**Exercise details**
Every entry should be repeated exactly. Omit the pictures.

**Supplied material**
• • • •

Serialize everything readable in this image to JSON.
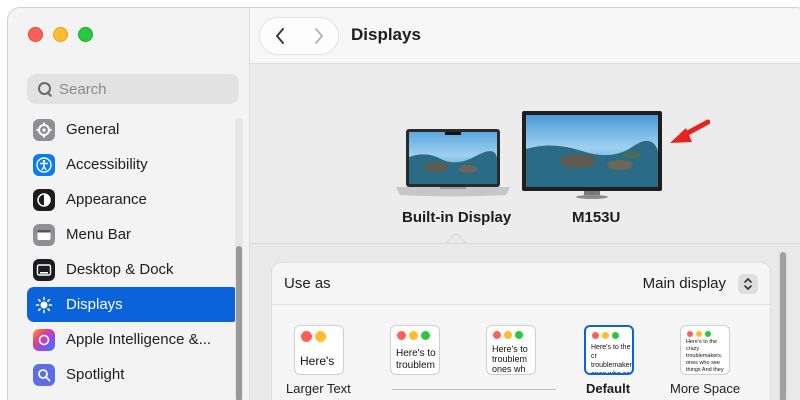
{
  "window": {
    "title": "Displays"
  },
  "sidebar": {
    "search_placeholder": "Search",
    "items": [
      {
        "label": "General",
        "icon": "gear-icon"
      },
      {
        "label": "Accessibility",
        "icon": "accessibility-icon"
      },
      {
        "label": "Appearance",
        "icon": "appearance-icon"
      },
      {
        "label": "Menu Bar",
        "icon": "menubar-icon"
      },
      {
        "label": "Desktop & Dock",
        "icon": "dock-icon"
      },
      {
        "label": "Displays",
        "icon": "sun-icon"
      },
      {
        "label": "Apple Intelligence &...",
        "icon": "apple-intelligence-icon"
      },
      {
        "label": "Spotlight",
        "icon": "spotlight-icon"
      }
    ],
    "active": "Displays"
  },
  "displays": [
    {
      "label": "Built-in Display"
    },
    {
      "label": "M153U"
    }
  ],
  "use_as": {
    "label": "Use as",
    "value": "Main display"
  },
  "resolution_options": [
    {
      "label": "Larger Text",
      "sample": "Here's"
    },
    {
      "label": "",
      "sample": "Here's to troublem"
    },
    {
      "label": "",
      "sample": "Here's to troublem ones wh"
    },
    {
      "label": "Default",
      "sample": "Here's to the cr troublemakers. ones who see t"
    },
    {
      "label": "More Space",
      "sample": "Here's to the crazy troublemakers. ones who see things And they have no can quote them, about the only"
    }
  ],
  "colors": {
    "accent": "#0a63db",
    "annotation_arrow": "#e8231d"
  }
}
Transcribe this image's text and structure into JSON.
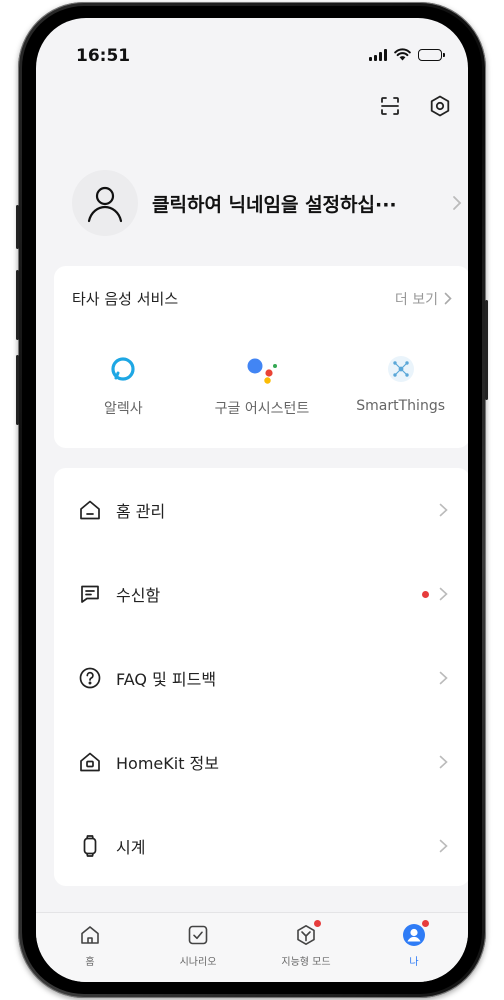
{
  "status_bar": {
    "time": "16:51",
    "battery_level": 0.45
  },
  "profile": {
    "nickname": "클릭하여 닉네임을 설정하십···"
  },
  "voice_services": {
    "title": "타사 음성 서비스",
    "more_label": "더 보기",
    "items": [
      {
        "label": "알렉사",
        "icon": "alexa-icon"
      },
      {
        "label": "구글 어시스턴트",
        "icon": "google-assistant-icon"
      },
      {
        "label": "SmartThings",
        "icon": "smartthings-icon"
      }
    ]
  },
  "menu": {
    "items": [
      {
        "label": "홈 관리",
        "icon": "home-icon",
        "has_dot": false
      },
      {
        "label": "수신함",
        "icon": "inbox-icon",
        "has_dot": true
      },
      {
        "label": "FAQ 및 피드백",
        "icon": "help-icon",
        "has_dot": false
      },
      {
        "label": "HomeKit 정보",
        "icon": "homekit-icon",
        "has_dot": false
      },
      {
        "label": "시계",
        "icon": "watch-icon",
        "has_dot": false
      }
    ]
  },
  "tabbar": {
    "tabs": [
      {
        "label": "홈",
        "icon": "home-tab-icon",
        "active": false,
        "badge": false
      },
      {
        "label": "시나리오",
        "icon": "scenario-icon",
        "active": false,
        "badge": false
      },
      {
        "label": "지능형 모드",
        "icon": "smart-mode-icon",
        "active": false,
        "badge": true
      },
      {
        "label": "나",
        "icon": "me-icon",
        "active": true,
        "badge": true
      }
    ]
  },
  "colors": {
    "accent": "#2f7cf6",
    "badge": "#e63c3c",
    "background": "#f4f4f6",
    "card": "#ffffff"
  }
}
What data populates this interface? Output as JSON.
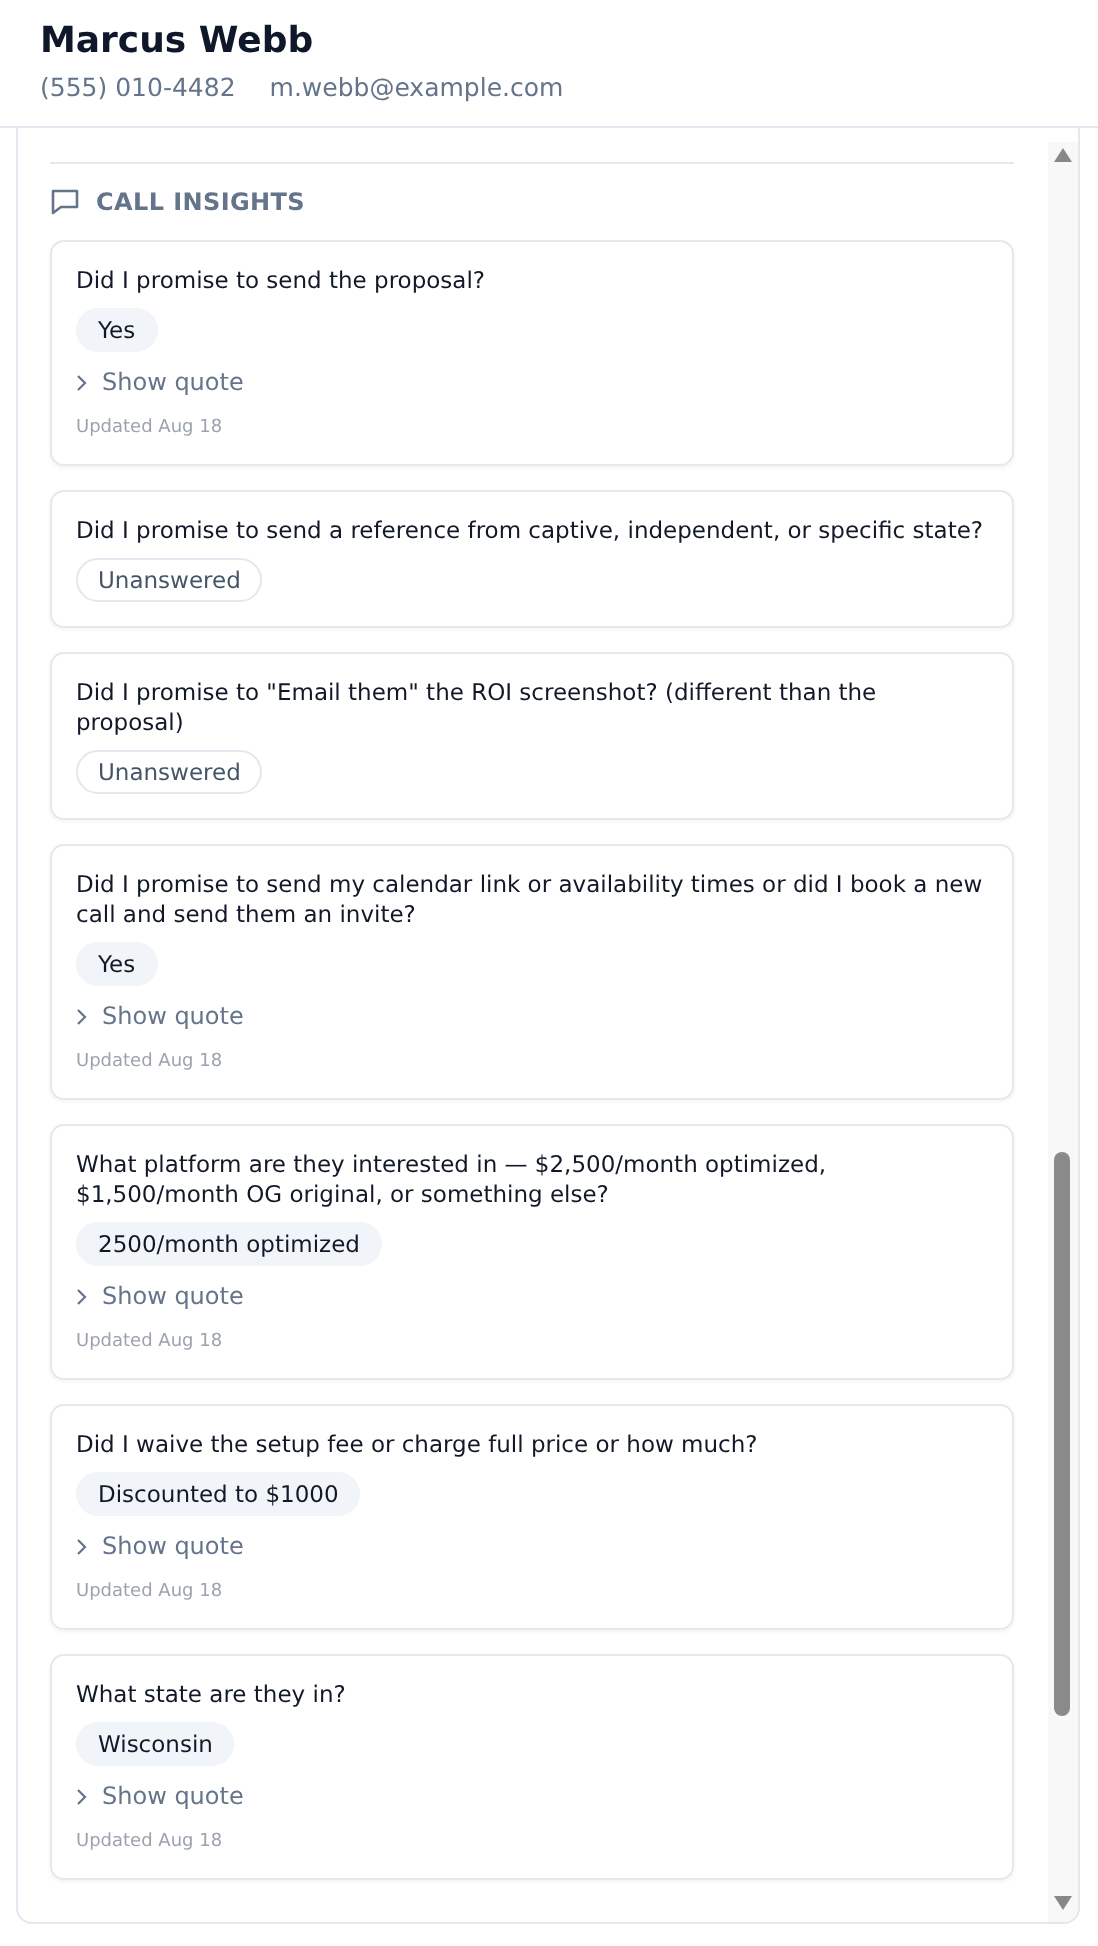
{
  "contact": {
    "name": "Marcus Webb",
    "phone": "(555) 010-4482",
    "email": "m.webb@example.com"
  },
  "section": {
    "title": "CALL INSIGHTS"
  },
  "insights": [
    {
      "question": "Did I promise to send the proposal?",
      "answered": true,
      "answer": "Yes",
      "quote_toggle": "Show quote",
      "updated": "Updated Aug 18"
    },
    {
      "question": "Did I promise to send a reference from captive, independent, or specific state?",
      "answered": false,
      "answer": "Unanswered"
    },
    {
      "question": "Did I promise to \"Email them\" the ROI screenshot? (different than the proposal)",
      "answered": false,
      "answer": "Unanswered"
    },
    {
      "question": "Did I promise to send my calendar link or availability times or did I book a new call and send them an invite?",
      "answered": true,
      "answer": "Yes",
      "quote_toggle": "Show quote",
      "updated": "Updated Aug 18"
    },
    {
      "question": "What platform are they interested in — $2,500/month optimized, $1,500/month OG original, or something else?",
      "answered": true,
      "answer": "2500/month optimized",
      "quote_toggle": "Show quote",
      "updated": "Updated Aug 18"
    },
    {
      "question": "Did I waive the setup fee or charge full price or how much?",
      "answered": true,
      "answer": "Discounted to $1000",
      "quote_toggle": "Show quote",
      "updated": "Updated Aug 18"
    },
    {
      "question": "What state are they in?",
      "answered": true,
      "answer": "Wisconsin",
      "quote_toggle": "Show quote",
      "updated": "Updated Aug 18"
    }
  ]
}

• • • •

**Exercise answer**
Serialize everything readable in this image to JSON.
{
  "window": {
    "title": "Displays"
  },
  "sidebar": {
    "search_placeholder": "Search",
    "items": [
      {
        "label": "General",
        "icon": "gear-icon"
      },
      {
        "label": "Accessibility",
        "icon": "accessibility-icon"
      },
      {
        "label": "Appearance",
        "icon": "appearance-icon"
      },
      {
        "label": "Menu Bar",
        "icon": "menubar-icon"
      },
      {
        "label": "Desktop & Dock",
        "icon": "dock-icon"
      },
      {
        "label": "Displays",
        "icon": "sun-icon"
      },
      {
        "label": "Apple Intelligence &...",
        "icon": "apple-intelligence-icon"
      },
      {
        "label": "Spotlight",
        "icon": "spotlight-icon"
      }
    ],
    "active": "Displays"
  },
  "displays": [
    {
      "label": "Built-in Display"
    },
    {
      "label": "M153U"
    }
  ],
  "use_as": {
    "label": "Use as",
    "value": "Main display"
  },
  "resolution_options": [
    {
      "label": "Larger Text",
      "sample": "Here's"
    },
    {
      "label": "",
      "sample": "Here's to troublem"
    },
    {
      "label": "",
      "sample": "Here's to troublem ones wh"
    },
    {
      "label": "Default",
      "sample": "Here's to the cr troublemakers. ones who see t"
    },
    {
      "label": "More Space",
      "sample": "Here's to the crazy troublemakers. ones who see things And they have no can quote them, about the only"
    }
  ],
  "colors": {
    "accent": "#0a63db",
    "annotation_arrow": "#e8231d"
  }
}
Transcribe this image's text and structure into JSON.
{
  "status_bar": {
    "time": "16:51",
    "battery_level": 0.45
  },
  "profile": {
    "nickname": "클릭하여 닉네임을 설정하십···"
  },
  "voice_services": {
    "title": "타사 음성 서비스",
    "more_label": "더 보기",
    "items": [
      {
        "label": "알렉사",
        "icon": "alexa-icon"
      },
      {
        "label": "구글 어시스턴트",
        "icon": "google-assistant-icon"
      },
      {
        "label": "SmartThings",
        "icon": "smartthings-icon"
      }
    ]
  },
  "menu": {
    "items": [
      {
        "label": "홈 관리",
        "icon": "home-icon",
        "has_dot": false
      },
      {
        "label": "수신함",
        "icon": "inbox-icon",
        "has_dot": true
      },
      {
        "label": "FAQ 및 피드백",
        "icon": "help-icon",
        "has_dot": false
      },
      {
        "label": "HomeKit 정보",
        "icon": "homekit-icon",
        "has_dot": false
      },
      {
        "label": "시계",
        "icon": "watch-icon",
        "has_dot": false
      }
    ]
  },
  "tabbar": {
    "tabs": [
      {
        "label": "홈",
        "icon": "home-tab-icon",
        "active": false,
        "badge": false
      },
      {
        "label": "시나리오",
        "icon": "scenario-icon",
        "active": false,
        "badge": false
      },
      {
        "label": "지능형 모드",
        "icon": "smart-mode-icon",
        "active": false,
        "badge": true
      },
      {
        "label": "나",
        "icon": "me-icon",
        "active": true,
        "badge": true
      }
    ]
  },
  "colors": {
    "accent": "#2f7cf6",
    "badge": "#e63c3c",
    "background": "#f4f4f6",
    "card": "#ffffff"
  }
}
What data populates this interface? Output as JSON.
{
  "contact": {
    "name": "Marcus Webb",
    "phone": "(555) 010-4482",
    "email": "m.webb@example.com"
  },
  "section": {
    "title": "CALL INSIGHTS"
  },
  "insights": [
    {
      "question": "Did I promise to send the proposal?",
      "answered": true,
      "answer": "Yes",
      "quote_toggle": "Show quote",
      "updated": "Updated Aug 18"
    },
    {
      "question": "Did I promise to send a reference from captive, independent, or specific state?",
      "answered": false,
      "answer": "Unanswered"
    },
    {
      "question": "Did I promise to \"Email them\" the ROI screenshot? (different than the proposal)",
      "answered": false,
      "answer": "Unanswered"
    },
    {
      "question": "Did I promise to send my calendar link or availability times or did I book a new call and send them an invite?",
      "answered": true,
      "answer": "Yes",
      "quote_toggle": "Show quote",
      "updated": "Updated Aug 18"
    },
    {
      "question": "What platform are they interested in — $2,500/month optimized, $1,500/month OG original, or something else?",
      "answered": true,
      "answer": "2500/month optimized",
      "quote_toggle": "Show quote",
      "updated": "Updated Aug 18"
    },
    {
      "question": "Did I waive the setup fee or charge full price or how much?",
      "answered": true,
      "answer": "Discounted to $1000",
      "quote_toggle": "Show quote",
      "updated": "Updated Aug 18"
    },
    {
      "question": "What state are they in?",
      "answered": true,
      "answer": "Wisconsin",
      "quote_toggle": "Show quote",
      "updated": "Updated Aug 18"
    }
  ]
}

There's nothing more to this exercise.